* Job *
List every line in this data where the string "portal" occurs.
-- Data section start --
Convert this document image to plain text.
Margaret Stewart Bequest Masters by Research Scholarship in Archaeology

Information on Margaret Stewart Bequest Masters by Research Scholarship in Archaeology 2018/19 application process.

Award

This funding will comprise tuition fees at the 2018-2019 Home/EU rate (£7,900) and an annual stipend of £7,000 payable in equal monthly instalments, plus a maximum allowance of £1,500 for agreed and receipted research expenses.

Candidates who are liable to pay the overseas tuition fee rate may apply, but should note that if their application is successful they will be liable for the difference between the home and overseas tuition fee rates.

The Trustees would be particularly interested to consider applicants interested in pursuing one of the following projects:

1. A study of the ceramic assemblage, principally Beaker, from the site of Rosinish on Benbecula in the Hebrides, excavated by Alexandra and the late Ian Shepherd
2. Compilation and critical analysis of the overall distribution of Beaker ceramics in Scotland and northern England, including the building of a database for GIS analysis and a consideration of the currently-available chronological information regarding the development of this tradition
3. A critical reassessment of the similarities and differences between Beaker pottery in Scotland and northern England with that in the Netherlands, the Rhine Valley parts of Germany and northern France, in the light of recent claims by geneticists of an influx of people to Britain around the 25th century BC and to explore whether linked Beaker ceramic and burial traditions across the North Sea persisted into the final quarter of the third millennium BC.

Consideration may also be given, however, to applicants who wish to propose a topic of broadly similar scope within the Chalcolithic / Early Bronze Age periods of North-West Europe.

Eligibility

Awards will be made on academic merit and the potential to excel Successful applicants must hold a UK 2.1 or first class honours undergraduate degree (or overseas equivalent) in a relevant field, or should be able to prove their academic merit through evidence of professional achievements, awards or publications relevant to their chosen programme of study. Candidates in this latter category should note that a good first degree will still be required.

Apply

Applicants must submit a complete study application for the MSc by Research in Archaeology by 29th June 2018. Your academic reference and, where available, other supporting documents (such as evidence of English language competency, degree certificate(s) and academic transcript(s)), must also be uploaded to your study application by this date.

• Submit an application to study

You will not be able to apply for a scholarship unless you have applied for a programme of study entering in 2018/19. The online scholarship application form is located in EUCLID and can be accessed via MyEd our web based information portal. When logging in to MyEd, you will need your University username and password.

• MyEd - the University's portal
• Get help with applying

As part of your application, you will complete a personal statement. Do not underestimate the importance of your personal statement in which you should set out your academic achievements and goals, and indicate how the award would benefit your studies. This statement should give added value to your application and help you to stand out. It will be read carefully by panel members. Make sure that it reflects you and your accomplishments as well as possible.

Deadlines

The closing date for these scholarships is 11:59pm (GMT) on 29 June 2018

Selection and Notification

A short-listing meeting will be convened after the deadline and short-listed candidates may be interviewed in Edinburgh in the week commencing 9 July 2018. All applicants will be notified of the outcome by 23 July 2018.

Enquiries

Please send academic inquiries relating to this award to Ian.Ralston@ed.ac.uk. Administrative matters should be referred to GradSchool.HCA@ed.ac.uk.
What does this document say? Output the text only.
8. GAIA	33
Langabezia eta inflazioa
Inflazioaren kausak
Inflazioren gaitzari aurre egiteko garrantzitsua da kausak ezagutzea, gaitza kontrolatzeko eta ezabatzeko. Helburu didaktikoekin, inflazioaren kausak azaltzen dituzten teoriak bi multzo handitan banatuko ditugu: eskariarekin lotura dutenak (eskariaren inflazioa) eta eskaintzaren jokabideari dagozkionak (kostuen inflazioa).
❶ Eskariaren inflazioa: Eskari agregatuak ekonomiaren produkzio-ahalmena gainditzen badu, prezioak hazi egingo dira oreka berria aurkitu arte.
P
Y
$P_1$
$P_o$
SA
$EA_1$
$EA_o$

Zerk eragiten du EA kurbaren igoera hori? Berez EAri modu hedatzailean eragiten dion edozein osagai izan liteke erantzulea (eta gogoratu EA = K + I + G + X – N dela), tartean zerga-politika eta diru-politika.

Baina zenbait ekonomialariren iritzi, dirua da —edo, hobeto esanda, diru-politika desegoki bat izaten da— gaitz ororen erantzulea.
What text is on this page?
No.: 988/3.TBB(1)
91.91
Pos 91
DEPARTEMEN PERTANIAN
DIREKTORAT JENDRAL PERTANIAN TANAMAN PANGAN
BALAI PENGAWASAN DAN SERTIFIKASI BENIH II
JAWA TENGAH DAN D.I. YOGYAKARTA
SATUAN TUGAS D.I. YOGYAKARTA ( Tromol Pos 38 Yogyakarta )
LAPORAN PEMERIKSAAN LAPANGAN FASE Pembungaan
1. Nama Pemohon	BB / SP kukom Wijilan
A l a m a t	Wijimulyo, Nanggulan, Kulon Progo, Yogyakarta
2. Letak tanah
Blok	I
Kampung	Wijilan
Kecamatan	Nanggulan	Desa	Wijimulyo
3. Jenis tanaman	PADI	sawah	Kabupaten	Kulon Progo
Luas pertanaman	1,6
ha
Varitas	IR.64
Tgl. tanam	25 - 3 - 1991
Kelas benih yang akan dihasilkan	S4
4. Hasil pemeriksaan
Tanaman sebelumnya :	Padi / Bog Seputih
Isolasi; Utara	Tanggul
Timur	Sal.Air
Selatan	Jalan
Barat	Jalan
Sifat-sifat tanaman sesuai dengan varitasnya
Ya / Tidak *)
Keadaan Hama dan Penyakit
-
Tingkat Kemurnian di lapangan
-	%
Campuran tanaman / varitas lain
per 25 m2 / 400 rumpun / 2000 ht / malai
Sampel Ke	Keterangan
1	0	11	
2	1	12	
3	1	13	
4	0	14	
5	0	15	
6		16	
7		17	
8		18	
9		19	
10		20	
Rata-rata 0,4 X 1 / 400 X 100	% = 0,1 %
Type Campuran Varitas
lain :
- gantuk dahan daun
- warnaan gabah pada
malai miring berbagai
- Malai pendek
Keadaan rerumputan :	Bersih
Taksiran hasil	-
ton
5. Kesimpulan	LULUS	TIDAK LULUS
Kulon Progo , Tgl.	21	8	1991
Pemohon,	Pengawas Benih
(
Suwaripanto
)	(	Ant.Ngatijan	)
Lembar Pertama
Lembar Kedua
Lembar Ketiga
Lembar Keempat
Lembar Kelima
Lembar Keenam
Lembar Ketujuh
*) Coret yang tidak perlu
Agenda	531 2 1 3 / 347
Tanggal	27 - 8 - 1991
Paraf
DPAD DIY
-- Data section end --
* The answer *
You will not be able to apply for a scholarship unless you have applied for a programme of study entering in 2018/19. The online scholarship application form is located in EUCLID and can be accessed via MyEd our web based information portal. When logging in to MyEd, you will need your University username and password.
• MyEd - the University's portal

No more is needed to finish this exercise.